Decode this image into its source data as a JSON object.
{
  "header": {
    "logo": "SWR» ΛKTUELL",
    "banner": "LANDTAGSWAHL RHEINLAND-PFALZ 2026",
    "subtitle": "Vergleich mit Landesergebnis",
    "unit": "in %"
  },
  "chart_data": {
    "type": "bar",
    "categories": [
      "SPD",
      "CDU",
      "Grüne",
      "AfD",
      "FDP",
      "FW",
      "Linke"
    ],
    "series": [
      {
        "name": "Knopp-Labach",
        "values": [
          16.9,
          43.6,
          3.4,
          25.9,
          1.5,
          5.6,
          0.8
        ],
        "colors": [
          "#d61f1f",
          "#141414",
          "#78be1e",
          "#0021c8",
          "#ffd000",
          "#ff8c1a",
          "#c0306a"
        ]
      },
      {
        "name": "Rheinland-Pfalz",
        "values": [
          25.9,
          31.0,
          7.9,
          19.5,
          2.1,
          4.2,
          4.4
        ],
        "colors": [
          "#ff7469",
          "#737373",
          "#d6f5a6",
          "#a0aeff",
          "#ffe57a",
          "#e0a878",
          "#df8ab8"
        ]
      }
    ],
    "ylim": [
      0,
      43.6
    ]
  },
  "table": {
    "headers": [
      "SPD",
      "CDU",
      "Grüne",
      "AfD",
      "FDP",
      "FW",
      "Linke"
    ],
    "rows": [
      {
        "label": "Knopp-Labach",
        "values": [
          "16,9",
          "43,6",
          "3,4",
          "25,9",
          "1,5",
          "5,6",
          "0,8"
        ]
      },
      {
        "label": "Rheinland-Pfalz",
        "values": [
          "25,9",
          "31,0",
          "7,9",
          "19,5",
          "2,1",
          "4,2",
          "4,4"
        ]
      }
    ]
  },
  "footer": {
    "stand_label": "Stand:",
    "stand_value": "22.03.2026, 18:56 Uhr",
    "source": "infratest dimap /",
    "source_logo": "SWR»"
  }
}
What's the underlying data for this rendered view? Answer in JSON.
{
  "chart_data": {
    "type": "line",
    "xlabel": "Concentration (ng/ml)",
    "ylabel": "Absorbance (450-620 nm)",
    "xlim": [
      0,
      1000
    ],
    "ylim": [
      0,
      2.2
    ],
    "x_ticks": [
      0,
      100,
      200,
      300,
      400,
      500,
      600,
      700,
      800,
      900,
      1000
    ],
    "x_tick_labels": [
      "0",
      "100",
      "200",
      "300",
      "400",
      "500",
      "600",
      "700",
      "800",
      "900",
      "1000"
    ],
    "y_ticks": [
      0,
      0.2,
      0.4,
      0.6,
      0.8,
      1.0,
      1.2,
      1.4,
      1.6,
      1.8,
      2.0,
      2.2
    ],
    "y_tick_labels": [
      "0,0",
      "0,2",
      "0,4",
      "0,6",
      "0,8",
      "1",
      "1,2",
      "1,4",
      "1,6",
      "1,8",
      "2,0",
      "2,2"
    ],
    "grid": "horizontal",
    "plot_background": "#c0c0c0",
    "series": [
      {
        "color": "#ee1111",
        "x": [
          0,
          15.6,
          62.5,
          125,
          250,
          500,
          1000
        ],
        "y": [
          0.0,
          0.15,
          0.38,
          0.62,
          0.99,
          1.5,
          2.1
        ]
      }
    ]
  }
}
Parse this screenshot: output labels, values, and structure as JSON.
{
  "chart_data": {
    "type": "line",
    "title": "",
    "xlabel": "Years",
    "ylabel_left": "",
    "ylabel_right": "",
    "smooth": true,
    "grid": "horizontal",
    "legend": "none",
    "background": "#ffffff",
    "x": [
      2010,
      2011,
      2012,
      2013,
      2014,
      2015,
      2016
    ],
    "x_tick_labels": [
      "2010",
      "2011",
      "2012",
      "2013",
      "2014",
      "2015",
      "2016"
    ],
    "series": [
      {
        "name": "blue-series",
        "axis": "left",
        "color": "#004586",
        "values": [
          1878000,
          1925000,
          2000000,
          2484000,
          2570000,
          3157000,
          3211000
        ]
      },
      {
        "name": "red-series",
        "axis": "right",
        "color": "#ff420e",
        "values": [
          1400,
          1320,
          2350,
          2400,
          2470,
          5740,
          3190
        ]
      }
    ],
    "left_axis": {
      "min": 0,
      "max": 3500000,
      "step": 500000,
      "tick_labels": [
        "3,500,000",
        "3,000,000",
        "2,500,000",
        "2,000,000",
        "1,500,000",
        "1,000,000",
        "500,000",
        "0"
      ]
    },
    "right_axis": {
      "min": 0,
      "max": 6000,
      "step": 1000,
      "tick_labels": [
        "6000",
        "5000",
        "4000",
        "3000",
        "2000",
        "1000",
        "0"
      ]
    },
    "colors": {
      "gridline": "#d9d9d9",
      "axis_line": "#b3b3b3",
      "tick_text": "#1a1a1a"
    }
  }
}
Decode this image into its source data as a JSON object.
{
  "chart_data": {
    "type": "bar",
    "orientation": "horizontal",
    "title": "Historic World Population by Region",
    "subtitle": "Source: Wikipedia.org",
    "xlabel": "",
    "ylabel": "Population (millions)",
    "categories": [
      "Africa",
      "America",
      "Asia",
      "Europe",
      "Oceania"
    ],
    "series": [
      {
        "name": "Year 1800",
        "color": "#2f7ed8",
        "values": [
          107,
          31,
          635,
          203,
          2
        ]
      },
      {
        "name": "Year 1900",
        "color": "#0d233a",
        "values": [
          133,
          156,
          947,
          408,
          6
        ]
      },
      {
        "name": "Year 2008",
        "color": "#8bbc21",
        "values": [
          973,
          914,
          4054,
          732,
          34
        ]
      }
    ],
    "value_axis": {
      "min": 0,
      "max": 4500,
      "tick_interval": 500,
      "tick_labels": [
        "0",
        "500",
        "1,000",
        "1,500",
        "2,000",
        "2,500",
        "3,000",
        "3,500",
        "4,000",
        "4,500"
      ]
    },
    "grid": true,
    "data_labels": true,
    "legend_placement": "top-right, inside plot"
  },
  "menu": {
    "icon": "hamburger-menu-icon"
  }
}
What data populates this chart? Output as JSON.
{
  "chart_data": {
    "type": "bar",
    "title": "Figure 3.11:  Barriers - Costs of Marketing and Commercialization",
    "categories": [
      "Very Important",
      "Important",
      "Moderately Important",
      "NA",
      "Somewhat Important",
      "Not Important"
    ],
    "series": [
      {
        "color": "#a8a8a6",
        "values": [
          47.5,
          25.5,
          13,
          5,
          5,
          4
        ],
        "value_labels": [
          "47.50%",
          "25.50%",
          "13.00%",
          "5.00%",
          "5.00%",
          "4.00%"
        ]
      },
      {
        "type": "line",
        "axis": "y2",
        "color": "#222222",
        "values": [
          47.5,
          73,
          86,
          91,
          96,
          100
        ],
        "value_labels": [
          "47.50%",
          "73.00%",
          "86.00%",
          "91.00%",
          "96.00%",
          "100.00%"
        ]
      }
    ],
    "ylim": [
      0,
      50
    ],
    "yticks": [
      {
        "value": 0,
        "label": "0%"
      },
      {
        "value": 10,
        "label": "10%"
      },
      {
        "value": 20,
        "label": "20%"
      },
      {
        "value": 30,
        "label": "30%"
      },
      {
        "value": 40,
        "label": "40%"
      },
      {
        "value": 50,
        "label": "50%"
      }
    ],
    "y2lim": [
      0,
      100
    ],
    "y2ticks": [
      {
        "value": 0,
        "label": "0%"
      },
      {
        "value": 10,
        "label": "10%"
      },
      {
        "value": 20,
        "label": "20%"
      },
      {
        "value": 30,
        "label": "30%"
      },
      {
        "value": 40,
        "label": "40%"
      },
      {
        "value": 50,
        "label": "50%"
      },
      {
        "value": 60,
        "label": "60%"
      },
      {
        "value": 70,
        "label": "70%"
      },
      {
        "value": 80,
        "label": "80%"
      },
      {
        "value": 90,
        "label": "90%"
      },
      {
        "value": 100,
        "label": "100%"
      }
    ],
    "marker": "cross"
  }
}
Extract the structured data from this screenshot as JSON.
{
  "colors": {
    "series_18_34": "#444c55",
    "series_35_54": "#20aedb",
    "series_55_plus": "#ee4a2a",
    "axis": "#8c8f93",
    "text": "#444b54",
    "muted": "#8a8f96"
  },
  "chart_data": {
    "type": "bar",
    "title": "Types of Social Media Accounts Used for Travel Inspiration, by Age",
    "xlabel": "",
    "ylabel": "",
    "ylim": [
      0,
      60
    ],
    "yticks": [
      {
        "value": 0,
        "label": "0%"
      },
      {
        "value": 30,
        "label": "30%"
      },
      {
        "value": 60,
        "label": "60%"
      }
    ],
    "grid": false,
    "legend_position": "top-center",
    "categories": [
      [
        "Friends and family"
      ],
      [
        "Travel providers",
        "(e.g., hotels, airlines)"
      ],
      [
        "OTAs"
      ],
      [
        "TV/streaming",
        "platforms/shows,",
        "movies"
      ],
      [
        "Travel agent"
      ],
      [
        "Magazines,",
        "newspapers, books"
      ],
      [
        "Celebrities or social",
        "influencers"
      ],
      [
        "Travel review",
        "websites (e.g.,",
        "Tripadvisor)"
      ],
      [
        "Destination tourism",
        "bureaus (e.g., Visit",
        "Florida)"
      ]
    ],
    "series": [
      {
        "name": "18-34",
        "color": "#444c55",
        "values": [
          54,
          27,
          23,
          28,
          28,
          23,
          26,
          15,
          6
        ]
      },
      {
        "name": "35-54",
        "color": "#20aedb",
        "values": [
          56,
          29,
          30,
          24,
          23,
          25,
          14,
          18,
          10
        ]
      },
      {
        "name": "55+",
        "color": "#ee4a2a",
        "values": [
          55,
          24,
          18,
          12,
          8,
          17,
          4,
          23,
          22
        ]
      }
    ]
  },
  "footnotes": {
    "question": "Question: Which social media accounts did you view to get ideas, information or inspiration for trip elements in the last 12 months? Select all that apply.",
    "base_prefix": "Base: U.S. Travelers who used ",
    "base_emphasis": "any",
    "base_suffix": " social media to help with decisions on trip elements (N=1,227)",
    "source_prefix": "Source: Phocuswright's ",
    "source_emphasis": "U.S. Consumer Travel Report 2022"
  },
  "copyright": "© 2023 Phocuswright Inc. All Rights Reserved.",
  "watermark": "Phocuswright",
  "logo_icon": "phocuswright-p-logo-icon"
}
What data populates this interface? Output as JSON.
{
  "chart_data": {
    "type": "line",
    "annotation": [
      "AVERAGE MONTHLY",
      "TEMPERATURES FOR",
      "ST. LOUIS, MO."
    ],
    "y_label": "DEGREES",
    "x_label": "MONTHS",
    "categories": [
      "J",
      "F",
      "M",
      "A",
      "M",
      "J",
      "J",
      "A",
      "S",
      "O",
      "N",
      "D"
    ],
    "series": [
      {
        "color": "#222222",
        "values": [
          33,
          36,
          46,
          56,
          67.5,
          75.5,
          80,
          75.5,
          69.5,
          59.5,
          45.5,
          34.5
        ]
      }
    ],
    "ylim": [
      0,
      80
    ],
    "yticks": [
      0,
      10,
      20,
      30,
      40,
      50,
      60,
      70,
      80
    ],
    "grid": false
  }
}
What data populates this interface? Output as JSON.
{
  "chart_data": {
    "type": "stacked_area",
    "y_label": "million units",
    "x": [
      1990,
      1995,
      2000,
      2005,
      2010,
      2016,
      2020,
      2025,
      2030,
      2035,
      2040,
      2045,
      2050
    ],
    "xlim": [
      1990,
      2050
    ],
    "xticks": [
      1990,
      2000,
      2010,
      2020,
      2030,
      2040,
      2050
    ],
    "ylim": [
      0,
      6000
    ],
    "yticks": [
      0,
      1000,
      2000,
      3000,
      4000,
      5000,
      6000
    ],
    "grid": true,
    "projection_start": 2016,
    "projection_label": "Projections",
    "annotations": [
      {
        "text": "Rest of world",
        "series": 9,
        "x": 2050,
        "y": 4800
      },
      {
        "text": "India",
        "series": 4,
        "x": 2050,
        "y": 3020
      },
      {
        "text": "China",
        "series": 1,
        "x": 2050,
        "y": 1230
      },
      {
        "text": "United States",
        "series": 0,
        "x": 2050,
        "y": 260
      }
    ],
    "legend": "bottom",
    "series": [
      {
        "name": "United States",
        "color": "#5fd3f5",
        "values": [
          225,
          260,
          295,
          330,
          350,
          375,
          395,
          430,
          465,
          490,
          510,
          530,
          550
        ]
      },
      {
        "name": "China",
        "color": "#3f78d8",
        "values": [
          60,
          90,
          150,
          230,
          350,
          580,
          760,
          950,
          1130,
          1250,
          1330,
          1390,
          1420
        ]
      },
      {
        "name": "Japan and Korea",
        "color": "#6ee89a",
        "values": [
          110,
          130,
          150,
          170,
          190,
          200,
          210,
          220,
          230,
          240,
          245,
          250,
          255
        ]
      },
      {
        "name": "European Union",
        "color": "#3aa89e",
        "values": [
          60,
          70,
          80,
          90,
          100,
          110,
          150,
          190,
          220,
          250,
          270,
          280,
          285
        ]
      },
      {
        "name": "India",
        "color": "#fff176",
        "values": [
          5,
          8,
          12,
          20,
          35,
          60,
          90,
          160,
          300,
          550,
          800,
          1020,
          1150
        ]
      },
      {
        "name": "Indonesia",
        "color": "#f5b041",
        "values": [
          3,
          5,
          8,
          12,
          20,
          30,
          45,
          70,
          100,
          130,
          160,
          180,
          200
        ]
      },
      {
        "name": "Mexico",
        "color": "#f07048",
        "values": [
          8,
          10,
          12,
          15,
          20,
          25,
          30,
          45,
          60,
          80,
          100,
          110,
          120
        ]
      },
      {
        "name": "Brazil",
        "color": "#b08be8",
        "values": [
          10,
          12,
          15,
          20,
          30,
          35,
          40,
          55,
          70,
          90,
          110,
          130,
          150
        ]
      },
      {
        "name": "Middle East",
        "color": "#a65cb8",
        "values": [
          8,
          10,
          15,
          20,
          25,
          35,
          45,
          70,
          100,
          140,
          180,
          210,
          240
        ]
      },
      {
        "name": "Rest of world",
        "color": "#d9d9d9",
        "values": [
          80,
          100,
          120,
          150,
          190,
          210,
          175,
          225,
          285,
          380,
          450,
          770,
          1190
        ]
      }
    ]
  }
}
== == ==
Select the lines from the entries that include the word "elements".

    "question": "Question: Which social media accounts did you view to get ideas, information or inspiration for trip elements in the last 12 months? Select all that apply.",
    "base_suffix": " social media to help with decisions on trip elements (N=1,227)",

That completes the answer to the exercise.